▶ **The problem**
Count the lines below that contain the word "IRREGULAR", and report only that number.

▶ **Listed records**
○ ○ ○ ○ ○ ○ ○

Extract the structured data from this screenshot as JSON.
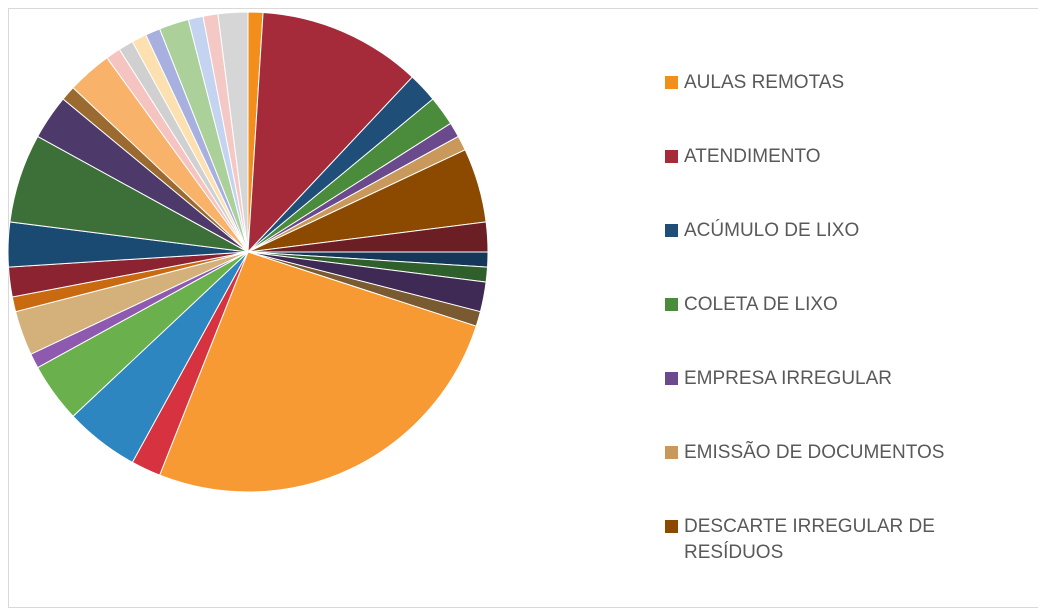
{
  "chart_data": {
    "type": "pie",
    "categories": [
      "AULAS REMOTAS",
      "ATENDIMENTO",
      "ACÚMULO DE LIXO",
      "COLETA DE LIXO",
      "EMPRESA IRREGULAR",
      "EMISSÃO DE DOCUMENTOS",
      "DESCARTE IRREGULAR DE RESÍDUOS",
      null,
      null,
      null,
      null,
      null,
      null,
      null,
      null,
      null,
      null,
      null,
      null,
      null,
      null,
      null,
      null,
      null,
      null,
      null,
      null,
      null,
      null,
      null,
      null,
      null,
      null
    ],
    "values": [
      1,
      11,
      2,
      2,
      1,
      1,
      5,
      2,
      1,
      1,
      2,
      1,
      26,
      2,
      5,
      4,
      1,
      3,
      1,
      2,
      3,
      6,
      3,
      1,
      3,
      1,
      1,
      1,
      1,
      2,
      1,
      1,
      2
    ],
    "colors": [
      "#f28e1c",
      "#a52a3a",
      "#1f4e79",
      "#4a8b3c",
      "#6a4a8c",
      "#c8995a",
      "#8b4a00",
      "#6b1e24",
      "#15385a",
      "#2f5f2a",
      "#3e2a55",
      "#7a5a30",
      "#f79a34",
      "#d6323f",
      "#2e86c1",
      "#6ab04c",
      "#8e5ab0",
      "#d4b07a",
      "#c96a10",
      "#8b2330",
      "#1a4a72",
      "#3d7038",
      "#4e3a6a",
      "#9a6a30",
      "#f9b26a",
      "#f6c4c0",
      "#d0d0d0",
      "#fde0b0",
      "#a8b0e0",
      "#acd09a",
      "#c4d4f0",
      "#f4c8c4",
      "#d6d6d6"
    ]
  }
}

○ ○ ○ ○ ○ ○ ○

▶ **Completed exercise**
2